#### Objective:
Find and copy each line of the records where the string "title" shows up.

#### Data to process:
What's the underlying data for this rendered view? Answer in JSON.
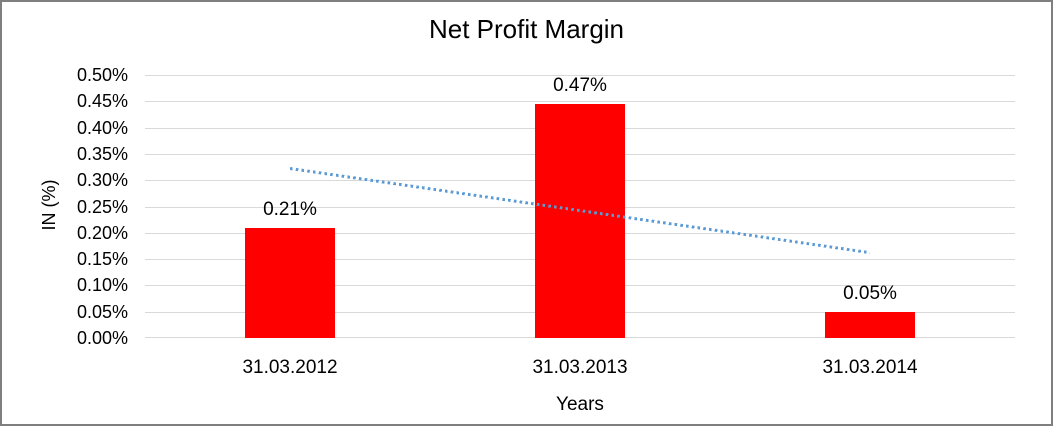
{
  "window": {
    "background": "#FFFFFF",
    "border_color": "#7F7F7F"
  },
  "chart_data": {
    "type": "bar",
    "title": "Net Profit Margin",
    "xlabel": "Years",
    "ylabel": "IN (%)",
    "categories": [
      "31.03.2012",
      "31.03.2013",
      "31.03.2014"
    ],
    "values": [
      0.21,
      0.47,
      0.05
    ],
    "value_labels": [
      "0.21%",
      "0.47%",
      "0.05%"
    ],
    "ylim": [
      0,
      0.5
    ],
    "ytick_step": 0.05,
    "ytick_labels": [
      "0.50%",
      "0.45%",
      "0.40%",
      "0.35%",
      "0.30%",
      "0.25%",
      "0.20%",
      "0.15%",
      "0.10%",
      "0.05%",
      "0.00%"
    ],
    "grid": true,
    "gridline_color": "#D9D9D9",
    "legend": "none",
    "bar_color": "#FF0000",
    "trendline": {
      "type": "linear",
      "style": "dotted",
      "color": "#5B9BD5",
      "start_value": 0.323,
      "end_value": 0.163
    }
  }
}
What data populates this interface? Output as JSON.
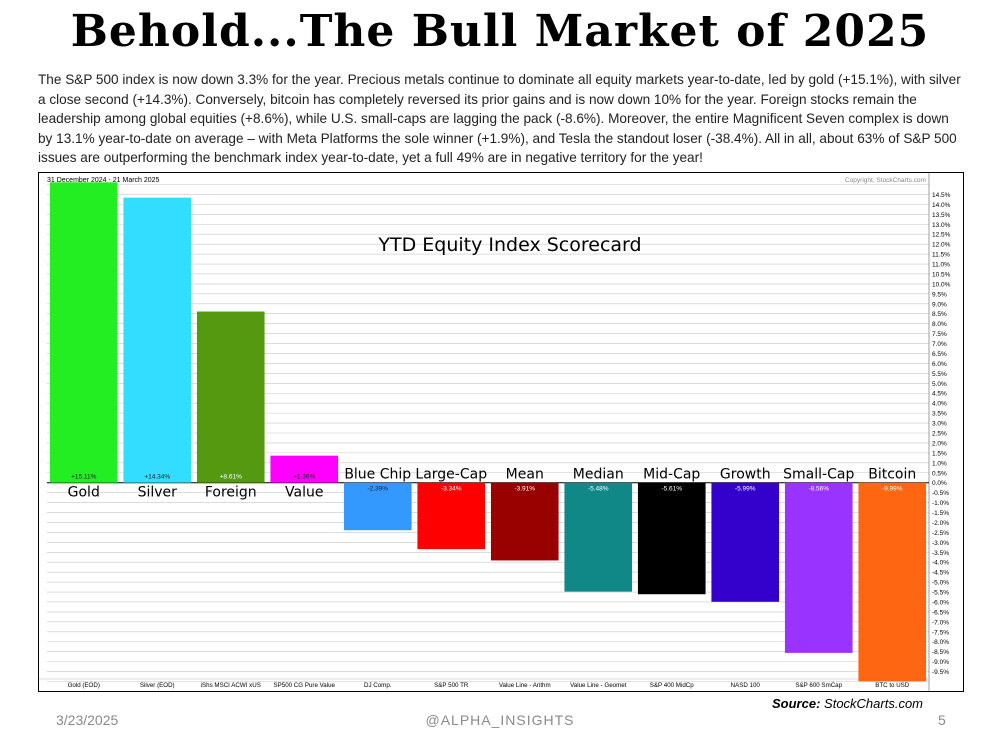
{
  "header": {
    "title": "Behold...The Bull Market of 2025",
    "body": "The S&P 500 index is now down 3.3% for the year. Precious metals continue to dominate all equity markets year-to-date, led by gold (+15.1%), with silver a close second (+14.3%). Conversely, bitcoin has completely reversed its prior gains and is now down 10% for the year. Foreign stocks remain the leadership among global equities (+8.6%), while U.S. small-caps are lagging the pack (-8.6%). Moreover, the entire Magnificent Seven complex is down by 13.1% year-to-date on average – with Meta Platforms the sole winner (+1.9%), and Tesla the standout loser (-38.4%). All in all, about 63% of S&P 500 issues are outperforming the benchmark index year-to-date, yet a full 49% are in negative territory for the year!"
  },
  "chart_meta": {
    "date_range": "31 December 2024 - 21 March 2025",
    "copyright": "Copyright, StockCharts.com"
  },
  "chart_data": {
    "type": "bar",
    "title": "YTD Equity Index Scorecard",
    "categories": [
      "Gold",
      "Silver",
      "Foreign",
      "Value",
      "Blue Chip",
      "Large-Cap",
      "Mean",
      "Median",
      "Mid-Cap",
      "Growth",
      "Small-Cap",
      "Bitcoin"
    ],
    "source_labels": [
      "Gold (EOD)",
      "Silver (EOD)",
      "iShs MSCI ACWI xUS",
      "SP500 CG Pure Value",
      "DJ Comp.",
      "S&P 500 TR",
      "Value Line - Arithm",
      "Value Line - Geomet",
      "S&P 400 MidCp",
      "NASD 100",
      "S&P 600 SmCap",
      "BTC to USD"
    ],
    "values": [
      15.11,
      14.34,
      8.61,
      1.36,
      -2.39,
      -3.34,
      -3.91,
      -5.48,
      -5.61,
      -5.99,
      -8.56,
      -9.99
    ],
    "value_labels": [
      "+15.11%",
      "+14.34%",
      "+8.61%",
      "+1.36%",
      "-2.39%",
      "-3.34%",
      "-3.91%",
      "-5.48%",
      "-5.61%",
      "-5.99%",
      "-8.56%",
      "-9.99%"
    ],
    "colors": [
      "#22ee22",
      "#33ddff",
      "#559911",
      "#ff00ff",
      "#3399ff",
      "#ff0000",
      "#990000",
      "#118888",
      "#000000",
      "#3300cc",
      "#9933ff",
      "#ff6611"
    ],
    "ylim": [
      -10,
      15
    ],
    "ytick_step": 0.5,
    "grid": true,
    "axis_side": "right"
  },
  "footer": {
    "date": "3/23/2025",
    "handle": "@ALPHA_INSIGHTS",
    "page": "5",
    "source_label": "Source:",
    "source_value": "StockCharts.com"
  }
}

#### Exercise response:
    "title": "Net Profit Margin",
    "title": "Behold...The Bull Market of 2025",
    "title": "YTD Equity Index Scorecard",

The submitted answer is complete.